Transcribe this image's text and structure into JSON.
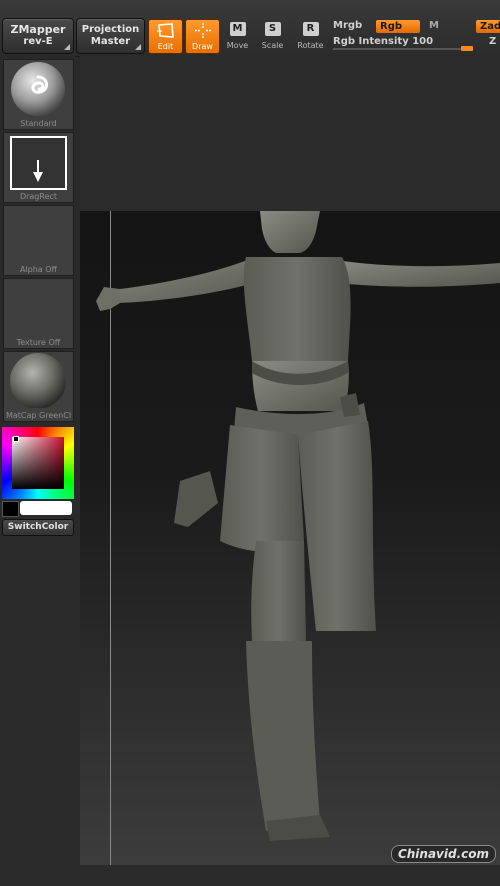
{
  "topbar": {
    "zmapper": {
      "line1": "ZMapper",
      "line2": "rev-E"
    },
    "projection": {
      "line1": "Projection",
      "line2": "Master"
    },
    "tools": [
      {
        "label": "Edit",
        "active": true,
        "icon": "edit-icon"
      },
      {
        "label": "Draw",
        "active": true,
        "icon": "draw-icon"
      },
      {
        "label": "Move",
        "active": false,
        "key": "M"
      },
      {
        "label": "Scale",
        "active": false,
        "key": "S"
      },
      {
        "label": "Rotate",
        "active": false,
        "key": "R"
      }
    ],
    "mrgb": "Mrgb",
    "rgb": "Rgb",
    "m": "M",
    "rgb_intensity": {
      "label": "Rgb",
      "name": "Intensity",
      "value": 100
    },
    "zadd": "Zadd",
    "z": "Z",
    "accent": "#f07a10"
  },
  "shelf": {
    "slots": [
      {
        "label": "Standard",
        "icon": "brush-standard-icon"
      },
      {
        "label": "DragRect",
        "icon": "dragrect-stroke-icon"
      },
      {
        "label": "Alpha  Off",
        "icon": ""
      },
      {
        "label": "Texture  Off",
        "icon": ""
      },
      {
        "label": "MatCap  GreenCl",
        "icon": "matcap-sphere-icon"
      }
    ],
    "switch_color": "SwitchColor"
  },
  "watermark": "Chinavid.com"
}
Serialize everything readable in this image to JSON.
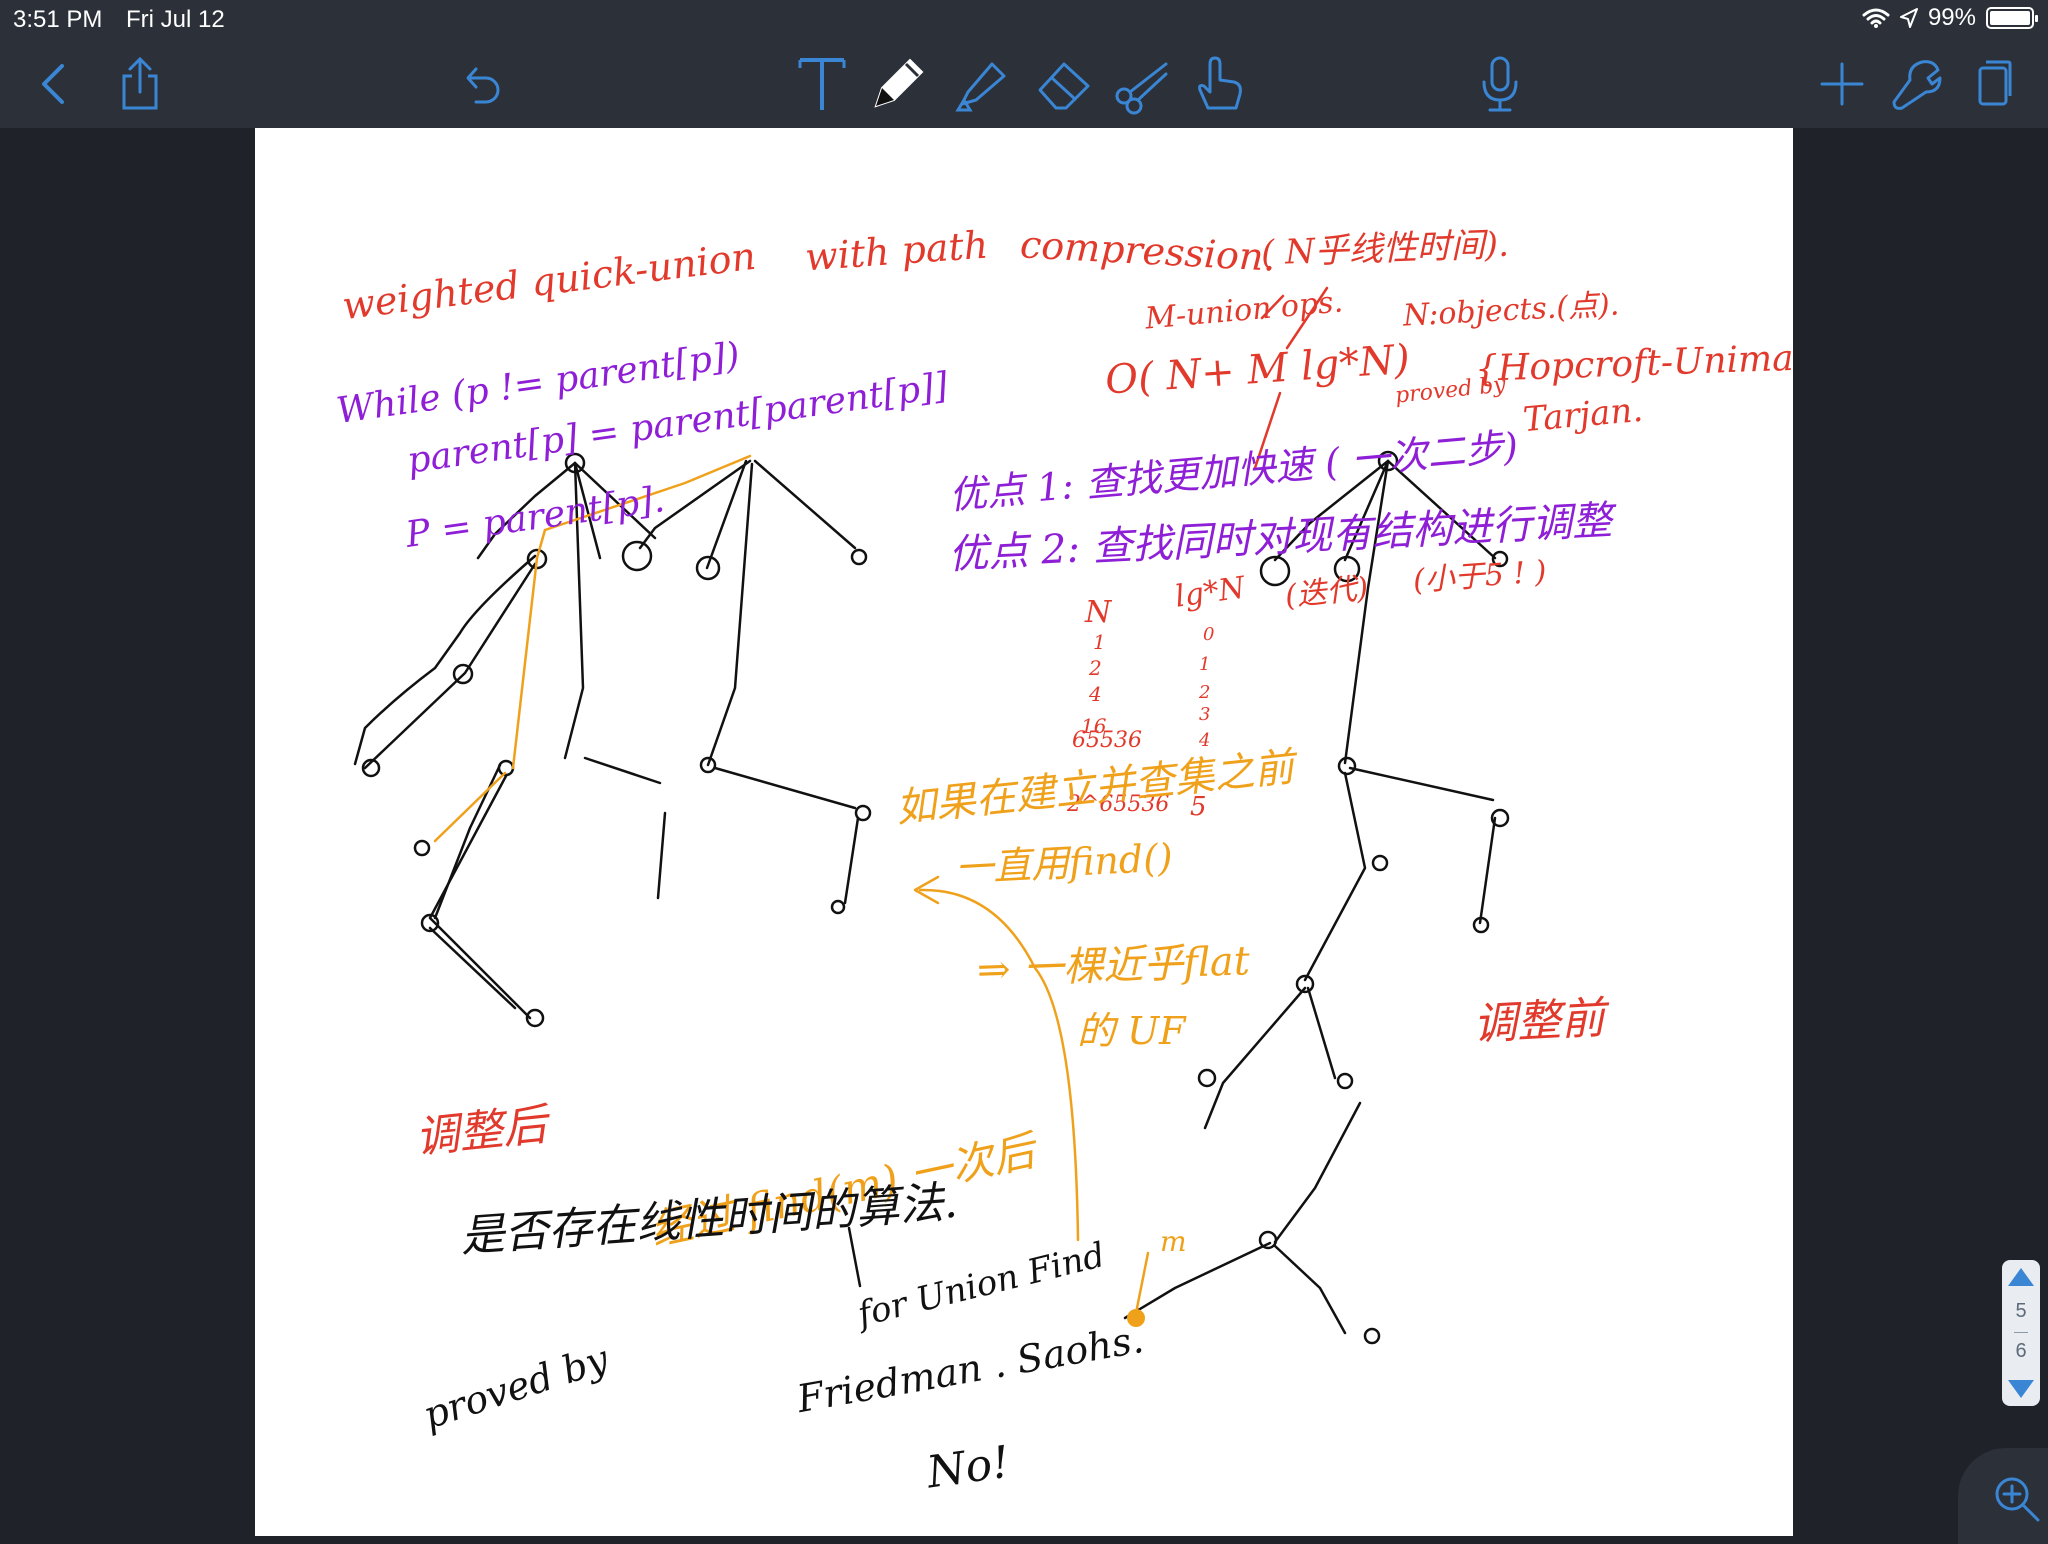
{
  "status_bar": {
    "time": "3:51 PM",
    "date": "Fri Jul 12",
    "battery": "99%"
  },
  "toolbar": {
    "left": [
      "back",
      "share",
      "undo"
    ],
    "tools": [
      "text",
      "pen",
      "highlighter",
      "eraser",
      "scissors",
      "lasso-hand"
    ],
    "right": [
      "microphone",
      "add",
      "wrench-settings",
      "pages"
    ]
  },
  "pager": {
    "current": "5",
    "total": "6"
  },
  "colors": {
    "red": "#e13a2c",
    "purple": "#8e1fd6",
    "orange": "#f0a11b",
    "black": "#111111",
    "accent": "#3a86d4"
  },
  "note": {
    "red_title": [
      "weighted quick-union",
      "with path",
      "compression.",
      "( N乎线性时间)."
    ],
    "red_complexity": [
      "M-union ops.",
      "N:objects.(点).",
      "O( N+ M lg*N)",
      "proved by",
      "{Hopcroft-Uniman",
      "Tarjan."
    ],
    "purple_code": [
      "While (p != parent[p])",
      "parent[p] = parent[parent[p]]",
      "P = parent[p]."
    ],
    "purple_pros": [
      "优点 1: 查找更加快速 ( 一次二步)",
      "优点 2: 查找同时对现有结构进行调整"
    ],
    "red_lg_table": {
      "header_n": "N",
      "header_lg": "lg*N",
      "note": "(迭代)",
      "aside": "(小于5 ! )",
      "n_values": [
        "1",
        "2",
        "4",
        "16",
        "65536",
        "2^65536"
      ],
      "lg_values": [
        "0",
        "1",
        "2",
        "3",
        "4",
        "5"
      ]
    },
    "orange_notes": [
      "如果在建立并查集之前",
      "一直用find()",
      "⇒ 一棵近乎flat",
      "的 UF",
      "经过 find(m) 一次后",
      "m"
    ],
    "red_labels": [
      "调整后",
      "调整前"
    ],
    "black_notes": [
      "是否存在线性时间的算法.",
      "for Union Find",
      "proved by",
      "Friedman . Saohs.",
      "No!"
    ]
  }
}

::::

-- What the task requires --
Collect each line of the entries that has the word "parent", copying it in full.

-- Full output --
      "While (p != parent[p])",
      "parent[p] = parent[parent[p]]",
      "P = parent[p]."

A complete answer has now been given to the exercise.